=== WORK INSTRUCTIONS ===
In the entries that follow, find the word "image" and report each line it is on.

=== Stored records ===
>>>
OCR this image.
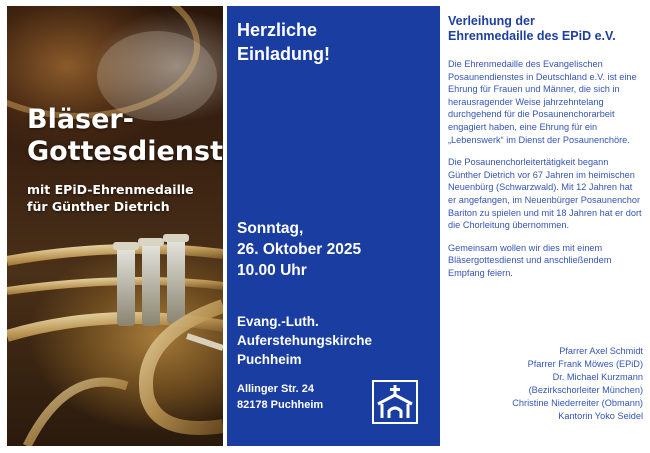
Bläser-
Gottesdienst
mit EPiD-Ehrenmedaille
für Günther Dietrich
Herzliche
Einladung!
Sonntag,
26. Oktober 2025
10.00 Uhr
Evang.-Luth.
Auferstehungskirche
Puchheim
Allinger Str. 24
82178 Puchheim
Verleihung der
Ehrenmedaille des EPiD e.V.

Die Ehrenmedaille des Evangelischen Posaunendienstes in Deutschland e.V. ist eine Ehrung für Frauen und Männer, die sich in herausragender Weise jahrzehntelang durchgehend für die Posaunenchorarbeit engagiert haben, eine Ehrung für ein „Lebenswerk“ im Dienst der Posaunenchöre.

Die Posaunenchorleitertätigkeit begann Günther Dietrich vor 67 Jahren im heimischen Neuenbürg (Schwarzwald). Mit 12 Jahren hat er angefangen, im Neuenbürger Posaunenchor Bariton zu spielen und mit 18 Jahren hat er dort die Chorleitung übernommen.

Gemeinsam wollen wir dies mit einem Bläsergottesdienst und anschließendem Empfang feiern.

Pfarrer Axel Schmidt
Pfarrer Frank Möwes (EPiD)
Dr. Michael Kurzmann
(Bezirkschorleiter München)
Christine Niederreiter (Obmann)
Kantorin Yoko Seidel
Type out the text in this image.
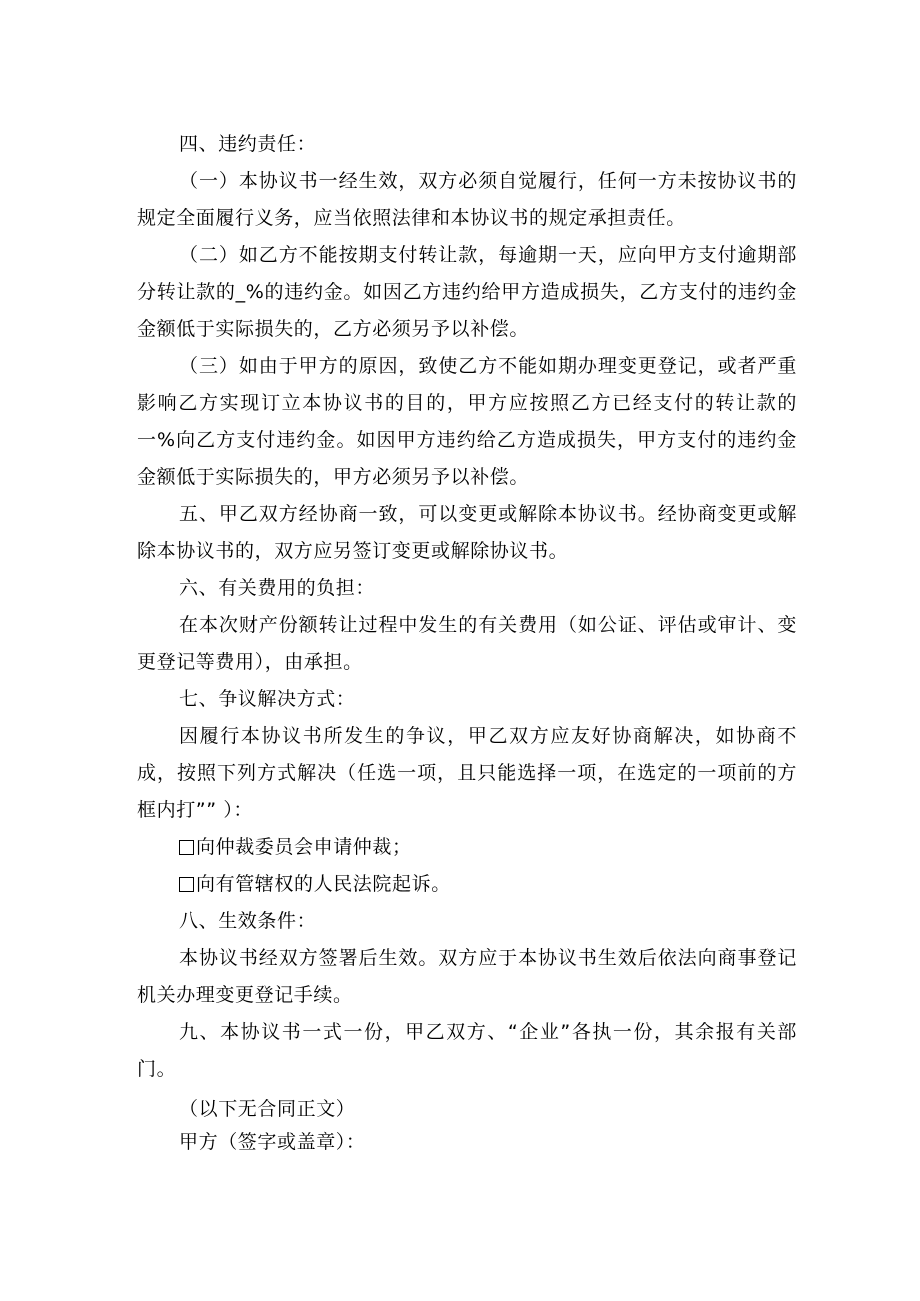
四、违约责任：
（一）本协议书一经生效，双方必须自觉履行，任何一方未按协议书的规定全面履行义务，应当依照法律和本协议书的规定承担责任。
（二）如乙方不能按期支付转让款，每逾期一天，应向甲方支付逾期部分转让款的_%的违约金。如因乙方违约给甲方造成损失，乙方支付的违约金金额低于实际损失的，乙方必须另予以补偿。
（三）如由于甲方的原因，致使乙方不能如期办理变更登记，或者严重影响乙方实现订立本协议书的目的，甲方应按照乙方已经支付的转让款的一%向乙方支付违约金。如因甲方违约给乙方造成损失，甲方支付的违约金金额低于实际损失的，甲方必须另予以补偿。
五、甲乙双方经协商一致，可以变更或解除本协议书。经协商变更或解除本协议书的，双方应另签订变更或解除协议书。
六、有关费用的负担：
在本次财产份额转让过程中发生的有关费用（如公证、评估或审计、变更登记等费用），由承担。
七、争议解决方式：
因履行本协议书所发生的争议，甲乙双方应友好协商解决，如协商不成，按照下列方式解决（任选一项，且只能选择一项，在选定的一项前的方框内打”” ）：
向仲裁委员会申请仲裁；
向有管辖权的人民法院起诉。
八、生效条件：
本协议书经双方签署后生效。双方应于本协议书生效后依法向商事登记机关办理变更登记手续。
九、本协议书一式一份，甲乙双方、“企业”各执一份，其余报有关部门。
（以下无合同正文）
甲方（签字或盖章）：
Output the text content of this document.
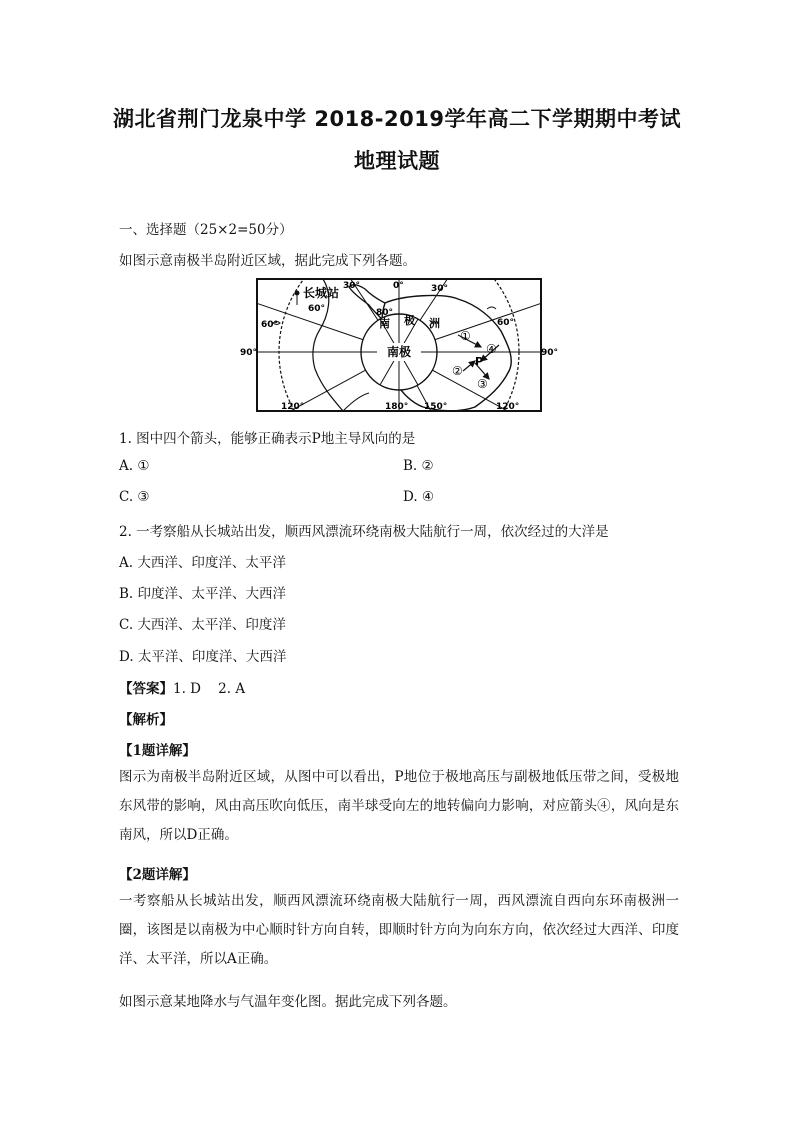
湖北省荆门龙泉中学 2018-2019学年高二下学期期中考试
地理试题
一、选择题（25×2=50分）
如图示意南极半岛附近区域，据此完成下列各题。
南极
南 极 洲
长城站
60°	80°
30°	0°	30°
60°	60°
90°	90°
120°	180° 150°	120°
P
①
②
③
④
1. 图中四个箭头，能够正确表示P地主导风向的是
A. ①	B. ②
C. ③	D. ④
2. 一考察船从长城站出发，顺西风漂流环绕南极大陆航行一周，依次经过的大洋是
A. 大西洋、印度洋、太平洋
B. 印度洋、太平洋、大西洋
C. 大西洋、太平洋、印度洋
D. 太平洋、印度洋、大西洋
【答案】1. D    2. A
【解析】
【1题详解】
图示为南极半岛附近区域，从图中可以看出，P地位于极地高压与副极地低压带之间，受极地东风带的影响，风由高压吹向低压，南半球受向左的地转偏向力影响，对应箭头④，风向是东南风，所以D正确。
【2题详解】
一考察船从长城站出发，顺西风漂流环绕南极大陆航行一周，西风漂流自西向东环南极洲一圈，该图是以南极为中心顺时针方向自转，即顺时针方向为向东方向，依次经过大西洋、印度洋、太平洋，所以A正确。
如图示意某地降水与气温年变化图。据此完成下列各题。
<<<
=== RESULT FOR THIS EXERCISE ===
OCR this image.
Type out the text in this image.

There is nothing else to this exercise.